* [Exercise task] Repeat the data that follows, word for word, without the images.

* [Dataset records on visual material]
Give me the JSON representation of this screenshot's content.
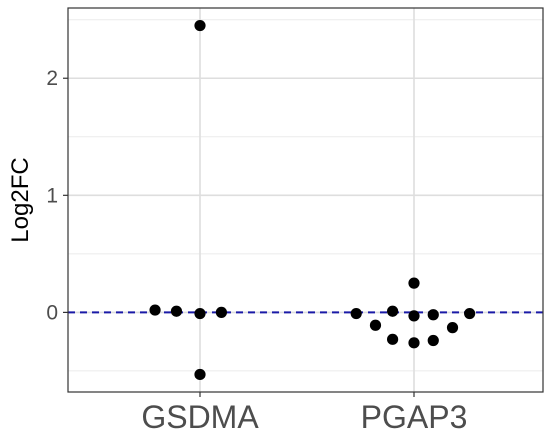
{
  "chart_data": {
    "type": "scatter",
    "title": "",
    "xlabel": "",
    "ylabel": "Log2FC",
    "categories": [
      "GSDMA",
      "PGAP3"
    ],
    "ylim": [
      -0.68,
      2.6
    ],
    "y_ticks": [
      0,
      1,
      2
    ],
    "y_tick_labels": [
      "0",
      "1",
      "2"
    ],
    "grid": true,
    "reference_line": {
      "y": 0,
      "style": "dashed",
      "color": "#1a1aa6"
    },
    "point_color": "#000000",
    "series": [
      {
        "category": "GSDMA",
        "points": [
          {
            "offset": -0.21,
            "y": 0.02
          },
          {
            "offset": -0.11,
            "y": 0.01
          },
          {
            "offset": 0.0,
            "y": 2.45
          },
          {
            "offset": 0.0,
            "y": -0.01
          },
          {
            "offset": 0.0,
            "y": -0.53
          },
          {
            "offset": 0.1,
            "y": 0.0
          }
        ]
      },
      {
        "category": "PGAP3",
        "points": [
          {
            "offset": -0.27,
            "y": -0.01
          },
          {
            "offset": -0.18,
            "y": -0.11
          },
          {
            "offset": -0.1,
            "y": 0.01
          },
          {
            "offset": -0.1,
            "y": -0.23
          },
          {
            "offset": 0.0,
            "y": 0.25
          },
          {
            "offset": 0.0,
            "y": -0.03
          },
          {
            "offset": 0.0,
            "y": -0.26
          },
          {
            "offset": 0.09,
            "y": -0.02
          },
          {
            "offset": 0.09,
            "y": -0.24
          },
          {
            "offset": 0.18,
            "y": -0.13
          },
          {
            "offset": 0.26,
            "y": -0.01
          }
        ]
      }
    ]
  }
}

* [Result]
Give me the JSON representation of this screenshot's content.
{
  "chart_data": {
    "type": "scatter",
    "title": "",
    "xlabel": "",
    "ylabel": "Log2FC",
    "categories": [
      "GSDMA",
      "PGAP3"
    ],
    "ylim": [
      -0.68,
      2.6
    ],
    "y_ticks": [
      0,
      1,
      2
    ],
    "y_tick_labels": [
      "0",
      "1",
      "2"
    ],
    "grid": true,
    "reference_line": {
      "y": 0,
      "style": "dashed",
      "color": "#1a1aa6"
    },
    "point_color": "#000000",
    "series": [
      {
        "category": "GSDMA",
        "points": [
          {
            "offset": -0.21,
            "y": 0.02
          },
          {
            "offset": -0.11,
            "y": 0.01
          },
          {
            "offset": 0.0,
            "y": 2.45
          },
          {
            "offset": 0.0,
            "y": -0.01
          },
          {
            "offset": 0.0,
            "y": -0.53
          },
          {
            "offset": 0.1,
            "y": 0.0
          }
        ]
      },
      {
        "category": "PGAP3",
        "points": [
          {
            "offset": -0.27,
            "y": -0.01
          },
          {
            "offset": -0.18,
            "y": -0.11
          },
          {
            "offset": -0.1,
            "y": 0.01
          },
          {
            "offset": -0.1,
            "y": -0.23
          },
          {
            "offset": 0.0,
            "y": 0.25
          },
          {
            "offset": 0.0,
            "y": -0.03
          },
          {
            "offset": 0.0,
            "y": -0.26
          },
          {
            "offset": 0.09,
            "y": -0.02
          },
          {
            "offset": 0.09,
            "y": -0.24
          },
          {
            "offset": 0.18,
            "y": -0.13
          },
          {
            "offset": 0.26,
            "y": -0.01
          }
        ]
      }
    ]
  }
}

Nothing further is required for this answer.